• _Task brief_:
An exact copy of all the data is required, with pictures left out.

Collected data:
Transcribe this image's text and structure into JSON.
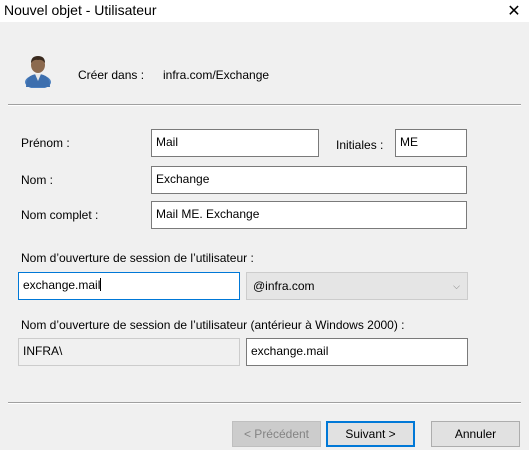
{
  "window": {
    "title": "Nouvel objet - Utilisateur",
    "close_glyph": "✕"
  },
  "header": {
    "icon": "user-icon",
    "create_in_label": "Créer dans :",
    "create_in_path": "infra.com/Exchange"
  },
  "form": {
    "first_name": {
      "label": "Prénom :",
      "value": "Mail"
    },
    "initials": {
      "label": "Initiales :",
      "value": "ME"
    },
    "last_name": {
      "label": "Nom :",
      "value": "Exchange"
    },
    "full_name": {
      "label": "Nom complet :",
      "value": "Mail ME. Exchange"
    },
    "logon_name": {
      "label": "Nom d’ouverture de session de l’utilisateur :",
      "value": "exchange.mail",
      "domain": "@infra.com"
    },
    "pre2000_logon": {
      "label": "Nom d’ouverture de session de l’utilisateur (antérieur à Windows 2000) :",
      "domain_prefix": "INFRA\\",
      "value": "exchange.mail"
    }
  },
  "buttons": {
    "back": "< Précédent",
    "next": "Suivant >",
    "cancel": "Annuler"
  },
  "colors": {
    "dialog_bg": "#f0f0f0",
    "focus_border": "#0078d7"
  }
}
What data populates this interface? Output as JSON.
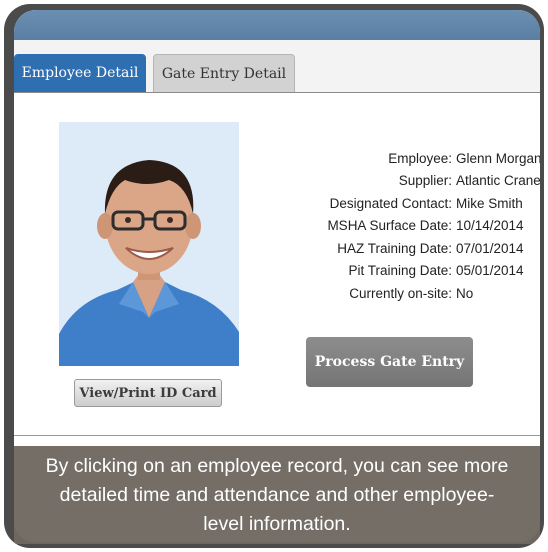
{
  "tabs": [
    {
      "label": "Employee Detail",
      "active": true
    },
    {
      "label": "Gate Entry Detail",
      "active": false
    }
  ],
  "employee": {
    "rows": [
      {
        "label": "Employee:",
        "value": "Glenn Morgan"
      },
      {
        "label": "Supplier:",
        "value": "Atlantic Crane"
      },
      {
        "label": "Designated Contact:",
        "value": "Mike Smith"
      },
      {
        "label": "MSHA Surface Date:",
        "value": "10/14/2014"
      },
      {
        "label": "HAZ Training Date:",
        "value": "07/01/2014"
      },
      {
        "label": "Pit Training Date:",
        "value": "05/01/2014"
      },
      {
        "label": "Currently on-site:",
        "value": "No"
      }
    ]
  },
  "buttons": {
    "view_print_id": "View/Print ID Card",
    "process_gate_entry": "Process Gate Entry"
  },
  "caption": "By clicking on an employee record, you can see more detailed time and attendance and other employee-level information.",
  "colors": {
    "active_tab": "#2e6fb2",
    "titlebar": "#5f83a7",
    "frame": "#4b4b4b",
    "caption_bg": "#6e6861"
  }
}
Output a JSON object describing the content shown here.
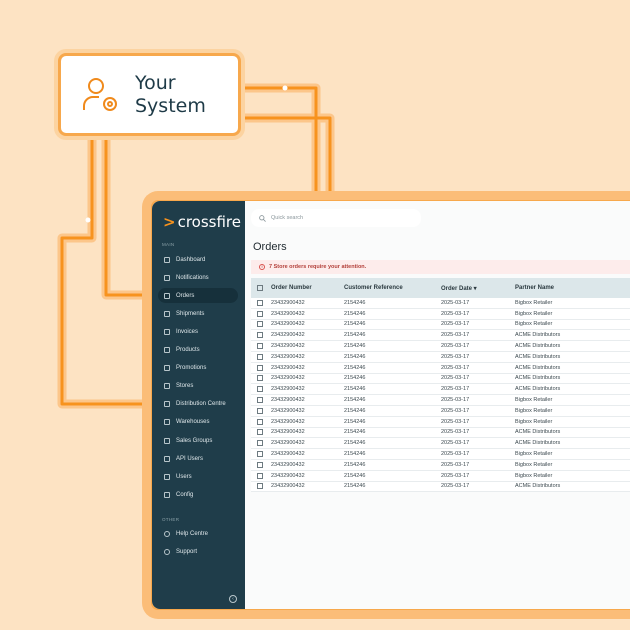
{
  "system_box": {
    "title_line1": "Your",
    "title_line2": "System",
    "icon": "user-gear-icon"
  },
  "colors": {
    "accent": "#f7931e",
    "sidebar": "#1f3d4a",
    "background": "#fde3c3"
  },
  "app": {
    "logo": "crossfire",
    "search": {
      "placeholder": "Quick search"
    },
    "sidebar": {
      "section_main": "MAIN",
      "items": [
        {
          "label": "Dashboard"
        },
        {
          "label": "Notifications"
        },
        {
          "label": "Orders"
        },
        {
          "label": "Shipments"
        },
        {
          "label": "Invoices"
        },
        {
          "label": "Products"
        },
        {
          "label": "Promotions"
        },
        {
          "label": "Stores"
        },
        {
          "label": "Distribution Centre"
        },
        {
          "label": "Warehouses"
        },
        {
          "label": "Sales Groups"
        },
        {
          "label": "API Users"
        },
        {
          "label": "Users"
        },
        {
          "label": "Config"
        }
      ],
      "section_other": "OTHER",
      "other_items": [
        {
          "label": "Help Centre"
        },
        {
          "label": "Support"
        }
      ]
    },
    "page_title": "Orders",
    "alert": "7 Store orders require your attention.",
    "table": {
      "columns": [
        "Order Number",
        "Customer Reference",
        "Order Date ▾",
        "Partner Name"
      ],
      "rows": [
        [
          "23432900432",
          "2154246",
          "2025-03-17",
          "Bigbox Retailer"
        ],
        [
          "23432900432",
          "2154246",
          "2025-03-17",
          "Bigbox Retailer"
        ],
        [
          "23432900432",
          "2154246",
          "2025-03-17",
          "Bigbox Retailer"
        ],
        [
          "23432900432",
          "2154246",
          "2025-03-17",
          "ACME Distributors"
        ],
        [
          "23432900432",
          "2154246",
          "2025-03-17",
          "ACME Distributors"
        ],
        [
          "23432900432",
          "2154246",
          "2025-03-17",
          "ACME Distributors"
        ],
        [
          "23432900432",
          "2154246",
          "2025-03-17",
          "ACME Distributors"
        ],
        [
          "23432900432",
          "2154246",
          "2025-03-17",
          "ACME Distributors"
        ],
        [
          "23432900432",
          "2154246",
          "2025-03-17",
          "ACME Distributors"
        ],
        [
          "23432900432",
          "2154246",
          "2025-03-17",
          "Bigbox Retailer"
        ],
        [
          "23432900432",
          "2154246",
          "2025-03-17",
          "Bigbox Retailer"
        ],
        [
          "23432900432",
          "2154246",
          "2025-03-17",
          "Bigbox Retailer"
        ],
        [
          "23432900432",
          "2154246",
          "2025-03-17",
          "ACME Distributors"
        ],
        [
          "23432900432",
          "2154246",
          "2025-03-17",
          "ACME Distributors"
        ],
        [
          "23432900432",
          "2154246",
          "2025-03-17",
          "Bigbox Retailer"
        ],
        [
          "23432900432",
          "2154246",
          "2025-03-17",
          "Bigbox Retailer"
        ],
        [
          "23432900432",
          "2154246",
          "2025-03-17",
          "Bigbox Retailer"
        ],
        [
          "23432900432",
          "2154246",
          "2025-03-17",
          "ACME Distributors"
        ]
      ]
    }
  }
}
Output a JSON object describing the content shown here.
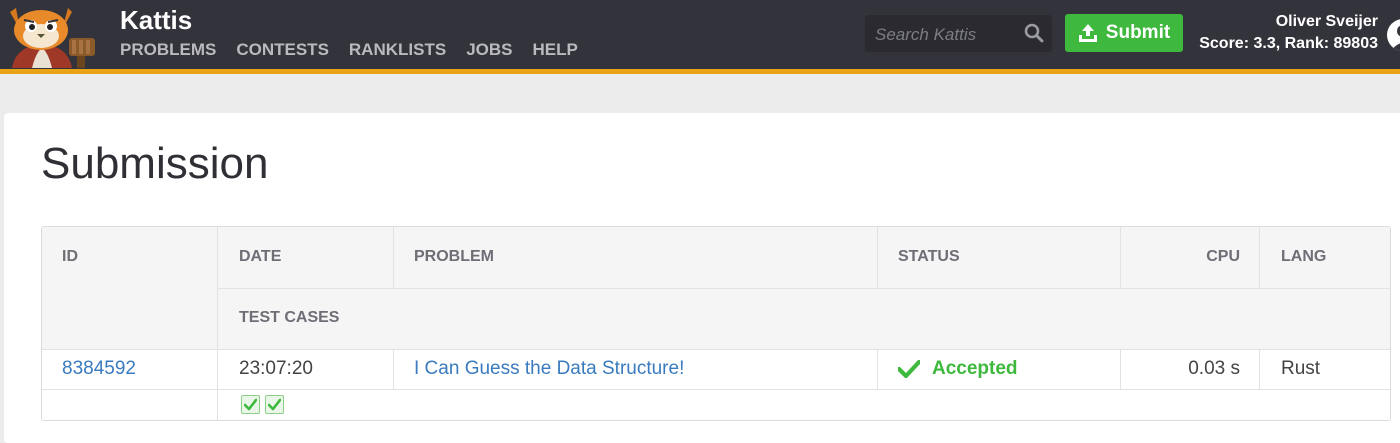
{
  "header": {
    "brand": "Kattis",
    "nav": [
      "PROBLEMS",
      "CONTESTS",
      "RANKLISTS",
      "JOBS",
      "HELP"
    ],
    "search": {
      "placeholder": "Search Kattis",
      "value": ""
    },
    "submit_label": "Submit",
    "user": {
      "name": "Oliver Sveijer",
      "score_text": "Score: 3.3, Rank: 89803"
    },
    "colors": {
      "bar": "#33333b",
      "accent": "#e8a317",
      "submit": "#3eb93e"
    }
  },
  "page": {
    "title": "Submission"
  },
  "table": {
    "headers": {
      "id": "ID",
      "date": "DATE",
      "problem": "PROBLEM",
      "status": "STATUS",
      "cpu": "CPU",
      "lang": "LANG",
      "test_cases": "TEST CASES"
    },
    "row": {
      "id": "8384592",
      "date": "23:07:20",
      "problem": "I Can Guess the Data Structure!",
      "status": "Accepted",
      "cpu": "0.03 s",
      "lang": "Rust"
    },
    "test_cases": [
      "passed",
      "passed"
    ]
  },
  "icons": {
    "logo": "kattis-cat-logo",
    "search": "search-icon",
    "submit": "upload-icon",
    "status": "check-icon",
    "test": "check-icon"
  }
}
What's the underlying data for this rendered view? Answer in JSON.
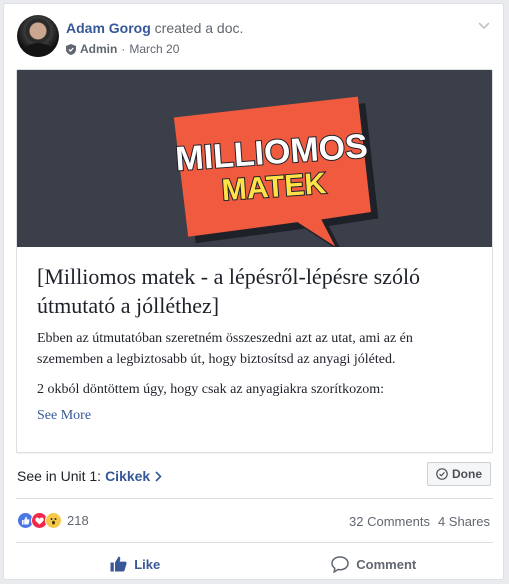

• _Solution_:
Transcribe this image's text and structure into JSON.
{
  "window": {
    "title": "Nouvel objet - Utilisateur",
    "close_glyph": "✕"
  },
  "header": {
    "icon": "user-icon",
    "create_in_label": "Créer dans :",
    "create_in_path": "infra.com/Exchange"
  },
  "form": {
    "first_name": {
      "label": "Prénom :",
      "value": "Mail"
    },
    "initials": {
      "label": "Initiales :",
      "value": "ME"
    },
    "last_name": {
      "label": "Nom :",
      "value": "Exchange"
    },
    "full_name": {
      "label": "Nom complet :",
      "value": "Mail ME. Exchange"
    },
    "logon_name": {
      "label": "Nom d’ouverture de session de l’utilisateur :",
      "value": "exchange.mail",
      "domain": "@infra.com"
    },
    "pre2000_logon": {
      "label": "Nom d’ouverture de session de l’utilisateur (antérieur à Windows 2000) :",
      "domain_prefix": "INFRA\\",
      "value": "exchange.mail"
    }
  },
  "buttons": {
    "back": "< Précédent",
    "next": "Suivant >",
    "cancel": "Annuler"
  },
  "colors": {
    "dialog_bg": "#f0f0f0",
    "focus_border": "#0078d7"
  }
}
What data populates this interface? Output as JSON.
{
  "tabs": [
    {
      "label": "Employee Detail",
      "active": true
    },
    {
      "label": "Gate Entry Detail",
      "active": false
    }
  ],
  "employee": {
    "rows": [
      {
        "label": "Employee:",
        "value": "Glenn Morgan"
      },
      {
        "label": "Supplier:",
        "value": "Atlantic Crane"
      },
      {
        "label": "Designated Contact:",
        "value": "Mike Smith"
      },
      {
        "label": "MSHA Surface Date:",
        "value": "10/14/2014"
      },
      {
        "label": "HAZ Training Date:",
        "value": "07/01/2014"
      },
      {
        "label": "Pit Training Date:",
        "value": "05/01/2014"
      },
      {
        "label": "Currently on-site:",
        "value": "No"
      }
    ]
  },
  "buttons": {
    "view_print_id": "View/Print ID Card",
    "process_gate_entry": "Process Gate Entry"
  },
  "caption": "By clicking on an employee record, you can see more detailed time and attendance and other employee-level information.",
  "colors": {
    "active_tab": "#2e6fb2",
    "titlebar": "#5f83a7",
    "frame": "#4b4b4b",
    "caption_bg": "#6e6861"
  }
}
Output a JSON object describing the content shown here.
{
  "system_box": {
    "title_line1": "Your",
    "title_line2": "System",
    "icon": "user-gear-icon"
  },
  "colors": {
    "accent": "#f7931e",
    "sidebar": "#1f3d4a",
    "background": "#fde3c3"
  },
  "app": {
    "logo": "crossfire",
    "search": {
      "placeholder": "Quick search"
    },
    "sidebar": {
      "section_main": "MAIN",
      "items": [
        {
          "label": "Dashboard"
        },
        {
          "label": "Notifications"
        },
        {
          "label": "Orders"
        },
        {
          "label": "Shipments"
        },
        {
          "label": "Invoices"
        },
        {
          "label": "Products"
        },
        {
          "label": "Promotions"
        },
        {
          "label": "Stores"
        },
        {
          "label": "Distribution Centre"
        },
        {
          "label": "Warehouses"
        },
        {
          "label": "Sales Groups"
        },
        {
          "label": "API Users"
        },
        {
          "label": "Users"
        },
        {
          "label": "Config"
        }
      ],
      "section_other": "OTHER",
      "other_items": [
        {
          "label": "Help Centre"
        },
        {
          "label": "Support"
        }
      ]
    },
    "page_title": "Orders",
    "alert": "7 Store orders require your attention.",
    "table": {
      "columns": [
        "Order Number",
        "Customer Reference",
        "Order Date ▾",
        "Partner Name"
      ],
      "rows": [
        [
          "23432900432",
          "2154246",
          "2025-03-17",
          "Bigbox Retailer"
        ],
        [
          "23432900432",
          "2154246",
          "2025-03-17",
          "Bigbox Retailer"
        ],
        [
          "23432900432",
          "2154246",
          "2025-03-17",
          "Bigbox Retailer"
        ],
        [
          "23432900432",
          "2154246",
          "2025-03-17",
          "ACME Distributors"
        ],
        [
          "23432900432",
          "2154246",
          "2025-03-17",
          "ACME Distributors"
        ],
        [
          "23432900432",
          "2154246",
          "2025-03-17",
          "ACME Distributors"
        ],
        [
          "23432900432",
          "2154246",
          "2025-03-17",
          "ACME Distributors"
        ],
        [
          "23432900432",
          "2154246",
          "2025-03-17",
          "ACME Distributors"
        ],
        [
          "23432900432",
          "2154246",
          "2025-03-17",
          "ACME Distributors"
        ],
        [
          "23432900432",
          "2154246",
          "2025-03-17",
          "Bigbox Retailer"
        ],
        [
          "23432900432",
          "2154246",
          "2025-03-17",
          "Bigbox Retailer"
        ],
        [
          "23432900432",
          "2154246",
          "2025-03-17",
          "Bigbox Retailer"
        ],
        [
          "23432900432",
          "2154246",
          "2025-03-17",
          "ACME Distributors"
        ],
        [
          "23432900432",
          "2154246",
          "2025-03-17",
          "ACME Distributors"
        ],
        [
          "23432900432",
          "2154246",
          "2025-03-17",
          "Bigbox Retailer"
        ],
        [
          "23432900432",
          "2154246",
          "2025-03-17",
          "Bigbox Retailer"
        ],
        [
          "23432900432",
          "2154246",
          "2025-03-17",
          "Bigbox Retailer"
        ],
        [
          "23432900432",
          "2154246",
          "2025-03-17",
          "ACME Distributors"
        ]
      ]
    }
  }
}
Output a JSON object describing the content shown here.
{
  "header": {
    "brand": "Kattis",
    "nav": [
      "PROBLEMS",
      "CONTESTS",
      "RANKLISTS",
      "JOBS",
      "HELP"
    ],
    "search": {
      "placeholder": "Search Kattis",
      "value": ""
    },
    "submit_label": "Submit",
    "user": {
      "name": "Oliver Sveijer",
      "score_text": "Score: 3.3, Rank: 89803"
    },
    "colors": {
      "bar": "#33333b",
      "accent": "#e8a317",
      "submit": "#3eb93e"
    }
  },
  "page": {
    "title": "Submission"
  },
  "table": {
    "headers": {
      "id": "ID",
      "date": "DATE",
      "problem": "PROBLEM",
      "status": "STATUS",
      "cpu": "CPU",
      "lang": "LANG",
      "test_cases": "TEST CASES"
    },
    "row": {
      "id": "8384592",
      "date": "23:07:20",
      "problem": "I Can Guess the Data Structure!",
      "status": "Accepted",
      "cpu": "0.03 s",
      "lang": "Rust"
    },
    "test_cases": [
      "passed",
      "passed"
    ]
  },
  "icons": {
    "logo": "kattis-cat-logo",
    "search": "search-icon",
    "submit": "upload-icon",
    "status": "check-icon",
    "test": "check-icon"
  }
}
What's the underlying data for this rendered view? Answer in JSON.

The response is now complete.